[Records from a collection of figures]
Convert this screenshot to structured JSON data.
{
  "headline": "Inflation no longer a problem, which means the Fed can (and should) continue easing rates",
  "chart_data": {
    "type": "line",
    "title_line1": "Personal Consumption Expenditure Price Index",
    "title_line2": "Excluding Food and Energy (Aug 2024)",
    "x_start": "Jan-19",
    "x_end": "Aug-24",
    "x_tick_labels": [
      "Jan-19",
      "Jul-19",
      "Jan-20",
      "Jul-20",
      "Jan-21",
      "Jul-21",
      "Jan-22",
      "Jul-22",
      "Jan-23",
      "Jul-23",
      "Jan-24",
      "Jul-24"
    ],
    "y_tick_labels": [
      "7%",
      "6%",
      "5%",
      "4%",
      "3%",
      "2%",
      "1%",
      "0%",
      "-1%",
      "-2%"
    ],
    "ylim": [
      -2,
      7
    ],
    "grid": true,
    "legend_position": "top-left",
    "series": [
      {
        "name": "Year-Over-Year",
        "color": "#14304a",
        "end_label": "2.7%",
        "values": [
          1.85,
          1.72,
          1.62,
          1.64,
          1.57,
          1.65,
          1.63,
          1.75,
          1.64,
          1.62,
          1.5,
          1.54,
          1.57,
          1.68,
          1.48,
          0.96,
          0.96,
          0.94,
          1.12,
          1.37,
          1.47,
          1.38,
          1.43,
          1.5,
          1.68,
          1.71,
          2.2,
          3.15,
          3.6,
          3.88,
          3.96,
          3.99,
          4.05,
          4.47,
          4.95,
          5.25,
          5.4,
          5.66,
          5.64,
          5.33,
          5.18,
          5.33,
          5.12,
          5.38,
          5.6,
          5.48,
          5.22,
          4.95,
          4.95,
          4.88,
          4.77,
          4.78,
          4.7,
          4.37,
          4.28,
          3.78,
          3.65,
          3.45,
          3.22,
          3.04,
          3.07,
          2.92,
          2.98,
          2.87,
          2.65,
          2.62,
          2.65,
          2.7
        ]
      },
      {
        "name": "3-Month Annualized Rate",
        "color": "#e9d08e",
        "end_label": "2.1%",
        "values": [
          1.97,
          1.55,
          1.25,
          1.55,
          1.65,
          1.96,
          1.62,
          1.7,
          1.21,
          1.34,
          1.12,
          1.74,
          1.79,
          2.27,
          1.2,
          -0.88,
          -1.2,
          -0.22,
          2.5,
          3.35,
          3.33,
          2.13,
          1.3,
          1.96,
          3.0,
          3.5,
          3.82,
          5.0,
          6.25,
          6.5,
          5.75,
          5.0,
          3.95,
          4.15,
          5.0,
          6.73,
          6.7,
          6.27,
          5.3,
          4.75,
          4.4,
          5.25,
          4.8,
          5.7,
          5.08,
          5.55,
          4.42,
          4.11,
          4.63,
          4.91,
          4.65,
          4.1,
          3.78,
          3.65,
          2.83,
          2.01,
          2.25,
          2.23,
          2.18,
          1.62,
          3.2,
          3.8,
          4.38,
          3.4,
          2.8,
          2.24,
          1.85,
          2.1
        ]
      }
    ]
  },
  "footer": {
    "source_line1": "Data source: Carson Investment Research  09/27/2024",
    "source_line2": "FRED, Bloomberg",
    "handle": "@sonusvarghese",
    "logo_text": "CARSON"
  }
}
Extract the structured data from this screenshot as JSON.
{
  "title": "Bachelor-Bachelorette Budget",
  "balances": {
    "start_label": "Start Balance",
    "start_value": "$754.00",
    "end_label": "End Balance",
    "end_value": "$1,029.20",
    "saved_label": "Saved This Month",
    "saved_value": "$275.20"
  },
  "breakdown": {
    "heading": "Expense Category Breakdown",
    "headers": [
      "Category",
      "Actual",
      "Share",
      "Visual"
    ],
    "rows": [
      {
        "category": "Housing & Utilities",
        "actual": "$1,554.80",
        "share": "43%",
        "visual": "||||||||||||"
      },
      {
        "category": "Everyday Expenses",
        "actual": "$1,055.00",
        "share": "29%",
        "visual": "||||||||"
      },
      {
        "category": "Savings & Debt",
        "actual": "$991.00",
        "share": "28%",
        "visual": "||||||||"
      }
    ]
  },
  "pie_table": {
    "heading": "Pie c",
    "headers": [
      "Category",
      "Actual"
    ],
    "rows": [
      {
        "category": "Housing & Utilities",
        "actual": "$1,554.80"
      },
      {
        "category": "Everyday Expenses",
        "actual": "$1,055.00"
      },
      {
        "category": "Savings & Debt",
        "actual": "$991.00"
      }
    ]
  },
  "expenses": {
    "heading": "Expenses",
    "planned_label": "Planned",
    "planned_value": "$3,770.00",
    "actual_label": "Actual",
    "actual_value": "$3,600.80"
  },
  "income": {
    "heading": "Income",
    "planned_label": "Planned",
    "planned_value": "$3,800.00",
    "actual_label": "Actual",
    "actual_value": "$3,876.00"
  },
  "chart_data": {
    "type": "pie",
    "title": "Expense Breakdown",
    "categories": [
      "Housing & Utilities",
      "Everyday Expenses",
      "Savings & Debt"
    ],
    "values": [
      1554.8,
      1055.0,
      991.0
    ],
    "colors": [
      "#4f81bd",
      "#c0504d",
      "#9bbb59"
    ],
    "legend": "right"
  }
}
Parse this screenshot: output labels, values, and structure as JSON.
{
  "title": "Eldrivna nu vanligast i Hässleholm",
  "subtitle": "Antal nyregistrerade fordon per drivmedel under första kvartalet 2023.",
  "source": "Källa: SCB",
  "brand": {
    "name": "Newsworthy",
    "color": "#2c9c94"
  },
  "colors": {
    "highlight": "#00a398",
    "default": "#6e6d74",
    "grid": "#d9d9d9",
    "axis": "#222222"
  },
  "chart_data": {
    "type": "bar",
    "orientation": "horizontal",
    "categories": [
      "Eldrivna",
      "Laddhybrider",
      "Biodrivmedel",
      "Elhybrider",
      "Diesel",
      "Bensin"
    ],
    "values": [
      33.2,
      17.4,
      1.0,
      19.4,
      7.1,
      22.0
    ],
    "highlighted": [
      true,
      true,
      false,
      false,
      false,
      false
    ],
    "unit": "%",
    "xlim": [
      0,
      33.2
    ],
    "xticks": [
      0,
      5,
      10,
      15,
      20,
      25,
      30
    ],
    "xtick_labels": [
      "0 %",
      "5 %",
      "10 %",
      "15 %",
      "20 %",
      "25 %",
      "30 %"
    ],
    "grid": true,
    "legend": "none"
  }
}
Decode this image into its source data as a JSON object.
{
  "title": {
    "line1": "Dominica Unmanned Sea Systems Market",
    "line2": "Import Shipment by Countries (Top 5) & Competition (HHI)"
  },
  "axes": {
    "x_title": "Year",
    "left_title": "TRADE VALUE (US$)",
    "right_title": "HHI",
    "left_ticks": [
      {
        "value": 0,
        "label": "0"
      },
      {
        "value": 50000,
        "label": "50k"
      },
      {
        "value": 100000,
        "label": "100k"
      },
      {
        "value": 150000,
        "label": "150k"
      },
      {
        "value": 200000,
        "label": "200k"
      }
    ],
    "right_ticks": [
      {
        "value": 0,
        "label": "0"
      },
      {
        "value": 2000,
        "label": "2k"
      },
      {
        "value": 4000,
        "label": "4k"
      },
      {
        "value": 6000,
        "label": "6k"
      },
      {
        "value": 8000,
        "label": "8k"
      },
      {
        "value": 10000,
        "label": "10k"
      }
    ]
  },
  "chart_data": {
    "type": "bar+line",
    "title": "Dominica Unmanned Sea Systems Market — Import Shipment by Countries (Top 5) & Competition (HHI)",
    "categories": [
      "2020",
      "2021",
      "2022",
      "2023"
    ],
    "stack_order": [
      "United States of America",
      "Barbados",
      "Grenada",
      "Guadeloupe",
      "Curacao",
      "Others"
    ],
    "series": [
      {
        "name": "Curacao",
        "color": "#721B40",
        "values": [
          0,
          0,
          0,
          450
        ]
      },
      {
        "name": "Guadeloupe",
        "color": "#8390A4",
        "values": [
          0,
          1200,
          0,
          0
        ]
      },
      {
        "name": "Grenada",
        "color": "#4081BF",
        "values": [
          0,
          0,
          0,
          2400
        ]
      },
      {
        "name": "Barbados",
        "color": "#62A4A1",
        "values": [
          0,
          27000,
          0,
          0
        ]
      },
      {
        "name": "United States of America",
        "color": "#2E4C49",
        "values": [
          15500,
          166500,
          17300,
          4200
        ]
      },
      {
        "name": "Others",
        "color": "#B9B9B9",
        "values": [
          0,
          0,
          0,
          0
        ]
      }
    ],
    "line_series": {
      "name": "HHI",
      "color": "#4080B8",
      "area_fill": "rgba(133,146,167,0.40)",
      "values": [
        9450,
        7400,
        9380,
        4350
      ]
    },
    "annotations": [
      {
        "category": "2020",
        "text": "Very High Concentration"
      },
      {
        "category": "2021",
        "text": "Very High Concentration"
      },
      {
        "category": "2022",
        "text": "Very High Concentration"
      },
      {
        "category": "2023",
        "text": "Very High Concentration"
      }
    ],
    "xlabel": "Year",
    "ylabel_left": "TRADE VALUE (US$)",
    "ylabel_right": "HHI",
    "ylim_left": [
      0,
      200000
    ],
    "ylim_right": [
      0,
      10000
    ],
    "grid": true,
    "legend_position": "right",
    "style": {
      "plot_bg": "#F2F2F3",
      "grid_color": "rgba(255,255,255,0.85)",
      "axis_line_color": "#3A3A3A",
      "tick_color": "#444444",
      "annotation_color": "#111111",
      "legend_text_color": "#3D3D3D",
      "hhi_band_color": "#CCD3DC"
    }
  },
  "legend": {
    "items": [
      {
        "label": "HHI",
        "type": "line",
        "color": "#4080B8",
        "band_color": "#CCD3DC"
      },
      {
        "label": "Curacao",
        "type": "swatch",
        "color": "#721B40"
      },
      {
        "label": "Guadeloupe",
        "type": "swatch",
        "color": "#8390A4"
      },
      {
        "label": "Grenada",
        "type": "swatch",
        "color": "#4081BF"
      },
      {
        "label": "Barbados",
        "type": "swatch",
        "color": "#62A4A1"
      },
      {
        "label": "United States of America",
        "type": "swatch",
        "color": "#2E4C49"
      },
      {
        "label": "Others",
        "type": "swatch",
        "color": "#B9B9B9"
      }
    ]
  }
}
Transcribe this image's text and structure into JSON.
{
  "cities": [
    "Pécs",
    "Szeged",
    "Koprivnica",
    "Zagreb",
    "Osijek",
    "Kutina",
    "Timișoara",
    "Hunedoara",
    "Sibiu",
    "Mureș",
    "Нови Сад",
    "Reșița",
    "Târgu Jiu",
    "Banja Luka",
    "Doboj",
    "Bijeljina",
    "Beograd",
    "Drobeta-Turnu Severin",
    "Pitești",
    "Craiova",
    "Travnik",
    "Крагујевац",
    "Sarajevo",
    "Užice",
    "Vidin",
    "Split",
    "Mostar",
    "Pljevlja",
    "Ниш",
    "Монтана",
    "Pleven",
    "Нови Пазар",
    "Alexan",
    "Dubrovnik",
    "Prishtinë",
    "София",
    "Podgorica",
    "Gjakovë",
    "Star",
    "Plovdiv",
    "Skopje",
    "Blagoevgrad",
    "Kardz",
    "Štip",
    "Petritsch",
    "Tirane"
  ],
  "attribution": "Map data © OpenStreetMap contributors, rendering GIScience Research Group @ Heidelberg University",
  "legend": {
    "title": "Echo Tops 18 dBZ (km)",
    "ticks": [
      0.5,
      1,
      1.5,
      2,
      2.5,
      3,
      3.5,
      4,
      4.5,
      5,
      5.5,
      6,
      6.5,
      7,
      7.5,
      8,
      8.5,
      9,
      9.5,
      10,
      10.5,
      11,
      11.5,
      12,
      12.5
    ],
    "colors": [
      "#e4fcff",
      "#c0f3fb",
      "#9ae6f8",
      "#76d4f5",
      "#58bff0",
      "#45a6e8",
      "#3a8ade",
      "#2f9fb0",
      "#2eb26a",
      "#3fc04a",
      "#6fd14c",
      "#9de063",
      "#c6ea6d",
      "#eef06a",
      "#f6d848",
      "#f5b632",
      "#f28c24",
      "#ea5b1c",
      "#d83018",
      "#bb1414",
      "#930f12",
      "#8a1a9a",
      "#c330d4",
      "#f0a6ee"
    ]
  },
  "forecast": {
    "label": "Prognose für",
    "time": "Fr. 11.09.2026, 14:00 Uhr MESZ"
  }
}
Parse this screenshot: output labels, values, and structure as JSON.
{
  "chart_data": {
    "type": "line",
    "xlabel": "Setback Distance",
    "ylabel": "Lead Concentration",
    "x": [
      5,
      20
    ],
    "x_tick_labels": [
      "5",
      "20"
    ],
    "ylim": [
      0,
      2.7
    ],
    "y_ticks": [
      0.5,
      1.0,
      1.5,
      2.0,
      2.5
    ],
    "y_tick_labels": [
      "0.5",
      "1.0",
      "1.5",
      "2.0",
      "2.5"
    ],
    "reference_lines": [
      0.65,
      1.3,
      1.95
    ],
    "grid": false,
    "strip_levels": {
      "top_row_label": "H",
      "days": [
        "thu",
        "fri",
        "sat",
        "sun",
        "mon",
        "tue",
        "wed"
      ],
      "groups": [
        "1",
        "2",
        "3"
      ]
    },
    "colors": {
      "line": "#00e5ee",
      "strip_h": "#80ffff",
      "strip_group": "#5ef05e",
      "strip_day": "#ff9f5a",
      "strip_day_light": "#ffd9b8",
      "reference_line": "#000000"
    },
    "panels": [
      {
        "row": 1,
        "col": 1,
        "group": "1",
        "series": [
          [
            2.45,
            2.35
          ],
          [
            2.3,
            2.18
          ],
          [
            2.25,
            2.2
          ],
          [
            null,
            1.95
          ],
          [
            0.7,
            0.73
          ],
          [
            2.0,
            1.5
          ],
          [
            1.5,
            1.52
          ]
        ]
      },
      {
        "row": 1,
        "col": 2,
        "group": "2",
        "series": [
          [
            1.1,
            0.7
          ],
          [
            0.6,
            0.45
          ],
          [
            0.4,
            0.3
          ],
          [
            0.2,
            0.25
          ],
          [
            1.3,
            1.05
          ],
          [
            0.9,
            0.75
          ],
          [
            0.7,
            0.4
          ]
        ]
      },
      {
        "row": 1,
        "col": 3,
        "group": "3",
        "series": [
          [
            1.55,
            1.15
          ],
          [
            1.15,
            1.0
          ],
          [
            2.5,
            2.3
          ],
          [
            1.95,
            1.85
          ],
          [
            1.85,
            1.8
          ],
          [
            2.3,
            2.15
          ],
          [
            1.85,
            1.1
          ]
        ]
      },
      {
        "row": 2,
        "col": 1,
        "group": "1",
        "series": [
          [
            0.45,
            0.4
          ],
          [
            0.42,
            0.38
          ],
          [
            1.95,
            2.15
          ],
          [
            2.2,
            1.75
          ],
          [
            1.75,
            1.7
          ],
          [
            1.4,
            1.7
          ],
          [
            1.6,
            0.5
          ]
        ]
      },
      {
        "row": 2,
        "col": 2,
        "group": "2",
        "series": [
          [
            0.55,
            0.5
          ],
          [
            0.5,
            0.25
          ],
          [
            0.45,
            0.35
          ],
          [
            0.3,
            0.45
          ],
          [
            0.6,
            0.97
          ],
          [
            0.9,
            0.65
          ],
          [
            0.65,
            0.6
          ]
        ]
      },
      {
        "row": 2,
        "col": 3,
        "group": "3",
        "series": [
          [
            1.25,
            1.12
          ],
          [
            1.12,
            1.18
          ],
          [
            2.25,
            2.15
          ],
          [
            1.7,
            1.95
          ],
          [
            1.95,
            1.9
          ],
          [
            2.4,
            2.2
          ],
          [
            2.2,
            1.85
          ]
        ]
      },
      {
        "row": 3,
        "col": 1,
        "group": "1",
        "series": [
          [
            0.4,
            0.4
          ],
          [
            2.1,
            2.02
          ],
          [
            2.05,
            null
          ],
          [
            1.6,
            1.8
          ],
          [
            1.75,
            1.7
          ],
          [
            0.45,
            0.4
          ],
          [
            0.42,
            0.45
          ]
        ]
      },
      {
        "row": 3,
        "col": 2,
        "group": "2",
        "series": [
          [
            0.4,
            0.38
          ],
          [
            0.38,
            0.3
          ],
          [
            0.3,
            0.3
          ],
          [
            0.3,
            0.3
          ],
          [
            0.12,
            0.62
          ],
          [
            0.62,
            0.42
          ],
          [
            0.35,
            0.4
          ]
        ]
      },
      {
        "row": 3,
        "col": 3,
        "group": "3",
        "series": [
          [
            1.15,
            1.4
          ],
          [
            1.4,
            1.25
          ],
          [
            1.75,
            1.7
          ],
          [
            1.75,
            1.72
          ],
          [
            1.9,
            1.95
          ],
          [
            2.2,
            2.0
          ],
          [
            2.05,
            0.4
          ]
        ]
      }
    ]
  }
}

◆ **Directions**
For this exercise, gather every line of the data that contains the word "Curacao".

◆ **Task output**
      "Curacao",
        "name": "Curacao",
        "label": "Curacao",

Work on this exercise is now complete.